• [Instructions for the task] Copy every line in which the string "Entity" occurs.

Dataset records
-------

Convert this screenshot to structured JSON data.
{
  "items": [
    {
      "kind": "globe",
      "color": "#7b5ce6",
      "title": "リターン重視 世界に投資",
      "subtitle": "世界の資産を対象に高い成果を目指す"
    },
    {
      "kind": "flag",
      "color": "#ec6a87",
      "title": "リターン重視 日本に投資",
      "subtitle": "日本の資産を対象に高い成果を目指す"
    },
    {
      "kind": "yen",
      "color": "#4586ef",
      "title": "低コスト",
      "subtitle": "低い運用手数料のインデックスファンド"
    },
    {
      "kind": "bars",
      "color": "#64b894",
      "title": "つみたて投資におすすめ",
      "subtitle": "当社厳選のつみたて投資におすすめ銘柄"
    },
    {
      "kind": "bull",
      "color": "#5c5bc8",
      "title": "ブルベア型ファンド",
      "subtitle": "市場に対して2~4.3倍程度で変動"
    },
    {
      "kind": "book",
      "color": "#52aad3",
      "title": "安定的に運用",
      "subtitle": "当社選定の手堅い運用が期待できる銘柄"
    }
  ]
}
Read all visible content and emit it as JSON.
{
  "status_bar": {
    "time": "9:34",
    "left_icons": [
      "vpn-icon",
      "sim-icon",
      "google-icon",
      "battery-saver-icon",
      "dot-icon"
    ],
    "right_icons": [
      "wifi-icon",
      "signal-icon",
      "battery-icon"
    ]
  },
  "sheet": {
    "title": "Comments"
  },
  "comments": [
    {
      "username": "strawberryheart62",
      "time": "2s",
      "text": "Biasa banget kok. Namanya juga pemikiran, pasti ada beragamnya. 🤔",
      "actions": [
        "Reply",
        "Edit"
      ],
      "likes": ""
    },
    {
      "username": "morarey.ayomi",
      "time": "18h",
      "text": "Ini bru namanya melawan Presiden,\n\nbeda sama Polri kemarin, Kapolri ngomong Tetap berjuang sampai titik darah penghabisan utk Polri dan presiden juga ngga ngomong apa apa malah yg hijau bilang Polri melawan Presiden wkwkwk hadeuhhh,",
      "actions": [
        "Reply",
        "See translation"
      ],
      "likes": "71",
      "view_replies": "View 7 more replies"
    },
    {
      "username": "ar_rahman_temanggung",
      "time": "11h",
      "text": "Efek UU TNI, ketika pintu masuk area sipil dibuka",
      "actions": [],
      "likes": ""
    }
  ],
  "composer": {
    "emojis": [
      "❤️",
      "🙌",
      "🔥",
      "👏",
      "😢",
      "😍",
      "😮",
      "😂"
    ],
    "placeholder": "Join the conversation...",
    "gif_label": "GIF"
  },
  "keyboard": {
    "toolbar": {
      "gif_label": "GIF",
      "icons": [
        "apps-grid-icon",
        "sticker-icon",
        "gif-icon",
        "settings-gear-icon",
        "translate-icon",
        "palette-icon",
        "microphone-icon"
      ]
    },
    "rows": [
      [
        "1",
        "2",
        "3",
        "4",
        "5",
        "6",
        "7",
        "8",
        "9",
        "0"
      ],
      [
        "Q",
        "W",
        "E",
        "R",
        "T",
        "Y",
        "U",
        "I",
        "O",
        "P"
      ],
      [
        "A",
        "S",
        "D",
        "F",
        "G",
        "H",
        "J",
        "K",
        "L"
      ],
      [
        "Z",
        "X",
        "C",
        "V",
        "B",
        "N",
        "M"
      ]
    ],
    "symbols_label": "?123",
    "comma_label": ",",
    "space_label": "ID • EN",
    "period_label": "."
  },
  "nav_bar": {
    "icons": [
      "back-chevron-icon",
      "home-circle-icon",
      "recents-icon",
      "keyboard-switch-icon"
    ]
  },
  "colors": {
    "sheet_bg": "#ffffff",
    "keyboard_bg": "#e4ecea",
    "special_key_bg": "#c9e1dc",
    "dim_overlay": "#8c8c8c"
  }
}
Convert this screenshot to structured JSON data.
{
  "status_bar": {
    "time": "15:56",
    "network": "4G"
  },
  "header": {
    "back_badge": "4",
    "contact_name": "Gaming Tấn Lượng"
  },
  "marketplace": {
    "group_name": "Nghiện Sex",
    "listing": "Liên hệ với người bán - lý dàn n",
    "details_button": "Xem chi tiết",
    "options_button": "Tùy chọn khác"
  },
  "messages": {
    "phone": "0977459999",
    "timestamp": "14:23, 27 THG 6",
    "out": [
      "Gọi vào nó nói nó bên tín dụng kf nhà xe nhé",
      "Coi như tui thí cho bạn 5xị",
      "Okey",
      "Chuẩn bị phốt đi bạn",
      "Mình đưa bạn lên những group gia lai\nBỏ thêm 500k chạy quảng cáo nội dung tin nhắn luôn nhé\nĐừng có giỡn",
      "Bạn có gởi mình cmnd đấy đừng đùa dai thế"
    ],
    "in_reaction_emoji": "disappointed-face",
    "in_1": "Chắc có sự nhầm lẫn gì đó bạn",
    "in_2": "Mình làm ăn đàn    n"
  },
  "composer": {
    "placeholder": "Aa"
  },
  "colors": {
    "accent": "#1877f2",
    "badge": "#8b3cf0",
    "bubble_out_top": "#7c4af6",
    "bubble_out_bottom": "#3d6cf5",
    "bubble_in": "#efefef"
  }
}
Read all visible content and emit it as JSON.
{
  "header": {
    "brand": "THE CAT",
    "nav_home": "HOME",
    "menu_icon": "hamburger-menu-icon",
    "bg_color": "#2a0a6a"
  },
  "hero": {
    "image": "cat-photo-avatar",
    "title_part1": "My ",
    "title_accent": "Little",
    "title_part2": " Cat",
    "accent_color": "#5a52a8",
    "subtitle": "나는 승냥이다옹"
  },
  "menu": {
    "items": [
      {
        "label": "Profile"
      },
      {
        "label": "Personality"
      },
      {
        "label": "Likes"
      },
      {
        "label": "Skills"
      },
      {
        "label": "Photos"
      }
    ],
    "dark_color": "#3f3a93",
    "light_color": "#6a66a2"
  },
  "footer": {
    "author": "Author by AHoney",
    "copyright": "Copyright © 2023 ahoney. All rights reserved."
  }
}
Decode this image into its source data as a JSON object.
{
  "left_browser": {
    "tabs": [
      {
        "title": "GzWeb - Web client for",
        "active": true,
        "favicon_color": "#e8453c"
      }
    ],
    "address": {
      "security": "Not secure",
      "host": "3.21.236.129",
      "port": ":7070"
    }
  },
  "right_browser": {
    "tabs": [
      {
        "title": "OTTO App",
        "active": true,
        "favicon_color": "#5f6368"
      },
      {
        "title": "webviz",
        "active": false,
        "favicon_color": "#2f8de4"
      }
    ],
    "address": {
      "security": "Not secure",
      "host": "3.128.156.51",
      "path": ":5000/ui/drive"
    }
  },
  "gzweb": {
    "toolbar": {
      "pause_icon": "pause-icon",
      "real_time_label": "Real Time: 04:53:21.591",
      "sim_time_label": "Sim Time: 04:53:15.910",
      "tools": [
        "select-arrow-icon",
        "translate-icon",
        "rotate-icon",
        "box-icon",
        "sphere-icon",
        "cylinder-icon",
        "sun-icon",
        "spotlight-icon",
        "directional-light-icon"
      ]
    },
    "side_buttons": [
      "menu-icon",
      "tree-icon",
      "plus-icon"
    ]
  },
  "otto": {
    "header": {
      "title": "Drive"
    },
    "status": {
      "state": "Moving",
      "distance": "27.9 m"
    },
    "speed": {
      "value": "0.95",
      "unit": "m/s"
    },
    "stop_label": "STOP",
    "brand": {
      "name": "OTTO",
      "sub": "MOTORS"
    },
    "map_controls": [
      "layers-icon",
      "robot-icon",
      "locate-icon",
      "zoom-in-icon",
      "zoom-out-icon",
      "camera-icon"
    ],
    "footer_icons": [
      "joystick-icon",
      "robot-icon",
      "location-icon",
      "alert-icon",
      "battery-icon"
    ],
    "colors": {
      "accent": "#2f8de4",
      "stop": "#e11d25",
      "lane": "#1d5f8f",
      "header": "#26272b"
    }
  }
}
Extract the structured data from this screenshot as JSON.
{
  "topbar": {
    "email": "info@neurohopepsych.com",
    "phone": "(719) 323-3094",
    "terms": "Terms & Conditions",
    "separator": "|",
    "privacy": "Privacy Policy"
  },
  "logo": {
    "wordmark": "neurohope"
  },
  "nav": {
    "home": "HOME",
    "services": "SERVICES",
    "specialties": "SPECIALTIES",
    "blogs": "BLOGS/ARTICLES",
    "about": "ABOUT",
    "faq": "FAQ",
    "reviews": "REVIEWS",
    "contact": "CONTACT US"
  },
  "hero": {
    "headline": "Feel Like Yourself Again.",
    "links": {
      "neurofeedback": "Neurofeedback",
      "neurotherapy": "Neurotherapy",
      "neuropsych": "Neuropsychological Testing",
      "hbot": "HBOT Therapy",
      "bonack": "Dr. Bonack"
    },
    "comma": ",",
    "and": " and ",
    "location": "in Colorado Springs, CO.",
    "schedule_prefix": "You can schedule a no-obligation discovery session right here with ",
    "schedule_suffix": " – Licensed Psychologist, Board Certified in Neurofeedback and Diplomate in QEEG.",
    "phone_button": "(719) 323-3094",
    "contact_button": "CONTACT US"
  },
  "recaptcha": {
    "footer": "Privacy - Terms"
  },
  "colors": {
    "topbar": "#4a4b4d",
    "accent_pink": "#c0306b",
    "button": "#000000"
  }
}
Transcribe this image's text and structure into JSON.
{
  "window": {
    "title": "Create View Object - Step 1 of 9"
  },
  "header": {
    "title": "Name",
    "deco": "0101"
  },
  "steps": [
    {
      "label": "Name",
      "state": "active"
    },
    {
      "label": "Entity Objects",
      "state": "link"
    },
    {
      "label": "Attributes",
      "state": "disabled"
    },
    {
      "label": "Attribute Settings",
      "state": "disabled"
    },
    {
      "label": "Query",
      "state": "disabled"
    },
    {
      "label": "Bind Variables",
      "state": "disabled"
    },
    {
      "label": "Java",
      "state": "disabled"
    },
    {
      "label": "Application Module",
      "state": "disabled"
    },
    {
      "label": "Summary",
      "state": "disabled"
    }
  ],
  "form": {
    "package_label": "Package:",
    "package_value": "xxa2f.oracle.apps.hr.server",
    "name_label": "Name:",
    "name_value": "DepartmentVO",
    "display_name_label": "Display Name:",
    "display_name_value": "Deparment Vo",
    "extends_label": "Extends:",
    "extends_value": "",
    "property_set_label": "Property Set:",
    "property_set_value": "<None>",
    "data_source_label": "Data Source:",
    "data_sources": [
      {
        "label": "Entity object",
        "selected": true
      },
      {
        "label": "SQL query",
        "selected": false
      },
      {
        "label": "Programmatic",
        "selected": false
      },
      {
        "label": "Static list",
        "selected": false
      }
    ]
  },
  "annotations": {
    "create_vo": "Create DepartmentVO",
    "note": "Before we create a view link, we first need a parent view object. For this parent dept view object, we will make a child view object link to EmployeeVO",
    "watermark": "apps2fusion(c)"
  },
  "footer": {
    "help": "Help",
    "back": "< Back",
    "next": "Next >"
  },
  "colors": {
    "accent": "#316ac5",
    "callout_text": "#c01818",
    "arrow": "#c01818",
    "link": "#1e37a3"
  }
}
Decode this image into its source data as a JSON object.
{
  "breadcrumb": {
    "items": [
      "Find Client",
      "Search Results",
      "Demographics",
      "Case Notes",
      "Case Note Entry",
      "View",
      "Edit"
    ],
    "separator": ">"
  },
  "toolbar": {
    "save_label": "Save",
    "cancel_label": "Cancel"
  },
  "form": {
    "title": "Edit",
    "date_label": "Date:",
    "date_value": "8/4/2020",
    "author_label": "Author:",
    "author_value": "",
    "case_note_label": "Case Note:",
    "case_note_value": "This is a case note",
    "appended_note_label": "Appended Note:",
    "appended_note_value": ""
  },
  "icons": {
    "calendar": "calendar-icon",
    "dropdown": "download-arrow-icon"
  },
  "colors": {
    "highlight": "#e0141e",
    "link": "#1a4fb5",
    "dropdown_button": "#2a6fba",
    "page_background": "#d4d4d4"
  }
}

-------

• [Solution to the exercise]
      "label": "Entity Objects",
        "label": "Entity object",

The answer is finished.